Check every line below for the word "Network" and show those that hold it.

:: Input data ::

[START]

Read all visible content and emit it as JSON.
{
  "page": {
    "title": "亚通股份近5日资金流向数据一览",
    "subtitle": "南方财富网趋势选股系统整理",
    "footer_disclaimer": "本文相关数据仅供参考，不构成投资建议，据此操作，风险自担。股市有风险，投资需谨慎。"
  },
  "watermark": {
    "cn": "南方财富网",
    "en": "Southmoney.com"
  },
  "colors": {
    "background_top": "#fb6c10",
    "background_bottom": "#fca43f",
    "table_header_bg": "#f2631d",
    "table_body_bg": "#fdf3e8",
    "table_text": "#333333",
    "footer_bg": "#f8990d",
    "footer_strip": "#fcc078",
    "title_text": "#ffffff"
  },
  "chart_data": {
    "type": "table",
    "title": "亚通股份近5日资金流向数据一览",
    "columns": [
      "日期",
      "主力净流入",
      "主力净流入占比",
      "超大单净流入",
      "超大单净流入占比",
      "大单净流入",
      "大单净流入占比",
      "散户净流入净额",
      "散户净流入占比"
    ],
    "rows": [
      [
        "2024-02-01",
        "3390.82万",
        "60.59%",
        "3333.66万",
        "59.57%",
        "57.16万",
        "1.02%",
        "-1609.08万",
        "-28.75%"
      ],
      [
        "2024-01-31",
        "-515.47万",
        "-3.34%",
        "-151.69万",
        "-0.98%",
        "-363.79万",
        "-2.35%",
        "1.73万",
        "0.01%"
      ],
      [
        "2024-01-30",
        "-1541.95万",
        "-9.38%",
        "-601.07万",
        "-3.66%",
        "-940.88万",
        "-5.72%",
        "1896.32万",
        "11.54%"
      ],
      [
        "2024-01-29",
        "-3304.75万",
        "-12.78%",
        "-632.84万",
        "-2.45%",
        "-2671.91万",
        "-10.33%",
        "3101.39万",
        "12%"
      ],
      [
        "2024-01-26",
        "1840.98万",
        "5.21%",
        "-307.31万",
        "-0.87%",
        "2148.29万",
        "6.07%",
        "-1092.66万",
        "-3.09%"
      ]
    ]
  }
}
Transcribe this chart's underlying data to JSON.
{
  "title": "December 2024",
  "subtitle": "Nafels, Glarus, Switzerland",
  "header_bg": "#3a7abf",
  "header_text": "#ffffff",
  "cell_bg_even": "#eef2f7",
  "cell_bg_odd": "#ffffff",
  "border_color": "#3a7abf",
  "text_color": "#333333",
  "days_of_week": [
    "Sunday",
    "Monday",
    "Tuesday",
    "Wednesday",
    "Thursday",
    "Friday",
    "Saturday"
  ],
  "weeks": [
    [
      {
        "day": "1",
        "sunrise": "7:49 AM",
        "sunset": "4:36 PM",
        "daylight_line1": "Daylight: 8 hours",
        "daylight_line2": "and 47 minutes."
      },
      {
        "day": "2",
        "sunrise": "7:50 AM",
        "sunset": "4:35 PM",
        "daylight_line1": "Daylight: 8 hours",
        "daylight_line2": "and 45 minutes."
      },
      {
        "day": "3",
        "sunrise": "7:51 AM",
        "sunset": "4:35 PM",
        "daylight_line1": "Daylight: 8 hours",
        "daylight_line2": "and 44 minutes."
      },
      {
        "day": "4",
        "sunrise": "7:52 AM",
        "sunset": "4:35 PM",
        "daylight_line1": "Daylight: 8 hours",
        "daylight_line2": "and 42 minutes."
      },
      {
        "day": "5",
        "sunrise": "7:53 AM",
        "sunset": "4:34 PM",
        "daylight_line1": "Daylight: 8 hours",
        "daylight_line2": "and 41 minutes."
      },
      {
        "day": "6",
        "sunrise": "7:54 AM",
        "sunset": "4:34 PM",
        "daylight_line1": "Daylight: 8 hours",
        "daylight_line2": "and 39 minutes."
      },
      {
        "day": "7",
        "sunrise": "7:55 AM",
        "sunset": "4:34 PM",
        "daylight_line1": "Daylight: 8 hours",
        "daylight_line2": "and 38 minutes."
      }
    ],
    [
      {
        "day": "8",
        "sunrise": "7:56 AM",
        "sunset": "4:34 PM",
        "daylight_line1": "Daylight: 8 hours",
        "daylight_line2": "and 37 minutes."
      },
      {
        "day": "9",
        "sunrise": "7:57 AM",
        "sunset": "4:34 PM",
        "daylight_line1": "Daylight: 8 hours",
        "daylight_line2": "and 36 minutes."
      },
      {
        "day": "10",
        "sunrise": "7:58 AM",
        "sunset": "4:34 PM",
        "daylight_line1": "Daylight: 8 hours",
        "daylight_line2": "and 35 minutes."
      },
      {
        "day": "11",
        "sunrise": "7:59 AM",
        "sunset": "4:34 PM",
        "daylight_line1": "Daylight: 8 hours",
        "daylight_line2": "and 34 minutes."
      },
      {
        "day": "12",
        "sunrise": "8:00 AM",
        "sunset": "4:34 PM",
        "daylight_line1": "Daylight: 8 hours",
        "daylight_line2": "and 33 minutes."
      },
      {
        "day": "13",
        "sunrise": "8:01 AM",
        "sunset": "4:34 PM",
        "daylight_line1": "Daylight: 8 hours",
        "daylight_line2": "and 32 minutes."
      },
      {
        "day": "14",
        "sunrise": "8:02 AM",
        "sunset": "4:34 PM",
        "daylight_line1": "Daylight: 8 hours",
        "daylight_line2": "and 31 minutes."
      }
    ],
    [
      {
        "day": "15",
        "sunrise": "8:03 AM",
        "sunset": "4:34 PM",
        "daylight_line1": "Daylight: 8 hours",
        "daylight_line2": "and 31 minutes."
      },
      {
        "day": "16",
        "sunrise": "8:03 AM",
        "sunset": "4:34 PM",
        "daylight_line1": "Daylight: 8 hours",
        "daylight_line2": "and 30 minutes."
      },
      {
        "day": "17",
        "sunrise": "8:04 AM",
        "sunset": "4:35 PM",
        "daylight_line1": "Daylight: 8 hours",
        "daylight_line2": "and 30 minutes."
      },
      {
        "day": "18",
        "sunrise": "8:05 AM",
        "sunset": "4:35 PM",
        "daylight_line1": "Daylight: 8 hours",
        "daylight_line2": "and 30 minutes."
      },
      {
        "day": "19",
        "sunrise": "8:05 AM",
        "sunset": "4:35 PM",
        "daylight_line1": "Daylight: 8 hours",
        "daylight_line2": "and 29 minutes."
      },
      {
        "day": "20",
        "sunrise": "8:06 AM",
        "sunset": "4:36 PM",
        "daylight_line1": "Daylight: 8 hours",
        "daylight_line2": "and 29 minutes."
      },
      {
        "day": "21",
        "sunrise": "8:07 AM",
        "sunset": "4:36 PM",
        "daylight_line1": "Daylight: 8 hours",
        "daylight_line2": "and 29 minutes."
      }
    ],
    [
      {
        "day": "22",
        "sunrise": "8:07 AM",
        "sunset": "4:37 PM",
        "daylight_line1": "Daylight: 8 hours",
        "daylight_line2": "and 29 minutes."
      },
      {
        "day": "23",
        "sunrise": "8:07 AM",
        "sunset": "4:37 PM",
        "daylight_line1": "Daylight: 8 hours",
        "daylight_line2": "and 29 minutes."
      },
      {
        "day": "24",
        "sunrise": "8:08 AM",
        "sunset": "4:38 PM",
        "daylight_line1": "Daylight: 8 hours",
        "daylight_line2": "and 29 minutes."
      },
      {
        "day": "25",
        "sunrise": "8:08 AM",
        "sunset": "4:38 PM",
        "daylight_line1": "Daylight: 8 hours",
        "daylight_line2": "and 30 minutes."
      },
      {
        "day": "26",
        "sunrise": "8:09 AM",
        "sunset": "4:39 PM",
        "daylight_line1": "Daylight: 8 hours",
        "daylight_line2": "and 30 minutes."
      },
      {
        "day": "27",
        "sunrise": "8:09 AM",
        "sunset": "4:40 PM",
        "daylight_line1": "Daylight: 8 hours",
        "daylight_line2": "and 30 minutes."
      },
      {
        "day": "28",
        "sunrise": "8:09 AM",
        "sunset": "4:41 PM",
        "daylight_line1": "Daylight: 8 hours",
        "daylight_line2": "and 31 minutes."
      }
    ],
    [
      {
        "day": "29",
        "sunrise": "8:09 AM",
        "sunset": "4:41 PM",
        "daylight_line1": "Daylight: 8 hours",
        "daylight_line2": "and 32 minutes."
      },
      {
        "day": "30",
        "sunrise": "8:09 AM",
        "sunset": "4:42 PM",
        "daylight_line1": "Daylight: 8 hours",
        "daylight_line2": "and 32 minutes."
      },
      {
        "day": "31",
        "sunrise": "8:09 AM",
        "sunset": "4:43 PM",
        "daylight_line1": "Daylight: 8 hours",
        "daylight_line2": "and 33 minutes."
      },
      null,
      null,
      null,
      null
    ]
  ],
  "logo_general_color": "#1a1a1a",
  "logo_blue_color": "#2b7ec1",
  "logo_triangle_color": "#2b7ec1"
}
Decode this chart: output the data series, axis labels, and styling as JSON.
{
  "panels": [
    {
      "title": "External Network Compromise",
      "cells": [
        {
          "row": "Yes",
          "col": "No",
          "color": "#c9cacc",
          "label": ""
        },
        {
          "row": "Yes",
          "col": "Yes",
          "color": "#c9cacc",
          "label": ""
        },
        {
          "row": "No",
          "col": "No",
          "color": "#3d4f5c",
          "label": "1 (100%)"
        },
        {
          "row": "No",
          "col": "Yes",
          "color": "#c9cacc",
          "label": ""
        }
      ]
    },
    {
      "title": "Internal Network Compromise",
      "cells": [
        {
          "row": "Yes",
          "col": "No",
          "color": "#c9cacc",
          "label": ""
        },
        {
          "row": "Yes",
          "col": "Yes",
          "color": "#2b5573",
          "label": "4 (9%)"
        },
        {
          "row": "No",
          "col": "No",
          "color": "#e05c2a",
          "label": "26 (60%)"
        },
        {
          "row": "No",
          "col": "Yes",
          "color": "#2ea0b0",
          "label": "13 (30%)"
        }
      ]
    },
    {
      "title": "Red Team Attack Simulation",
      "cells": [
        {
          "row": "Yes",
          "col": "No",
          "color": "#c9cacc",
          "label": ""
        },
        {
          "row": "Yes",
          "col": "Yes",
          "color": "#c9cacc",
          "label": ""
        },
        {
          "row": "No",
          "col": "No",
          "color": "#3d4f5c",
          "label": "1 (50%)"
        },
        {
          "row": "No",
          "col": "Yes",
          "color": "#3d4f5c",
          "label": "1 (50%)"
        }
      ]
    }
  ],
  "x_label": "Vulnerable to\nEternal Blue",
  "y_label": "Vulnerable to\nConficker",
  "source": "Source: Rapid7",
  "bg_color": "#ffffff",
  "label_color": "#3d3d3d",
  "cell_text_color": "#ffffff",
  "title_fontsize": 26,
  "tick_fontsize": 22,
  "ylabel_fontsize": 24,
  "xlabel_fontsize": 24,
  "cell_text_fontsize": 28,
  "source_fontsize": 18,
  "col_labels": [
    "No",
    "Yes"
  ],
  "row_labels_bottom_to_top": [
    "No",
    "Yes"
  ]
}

[END]

:: Exercise result ::
      "title": "External Network Compromise",
      "title": "Internal Network Compromise",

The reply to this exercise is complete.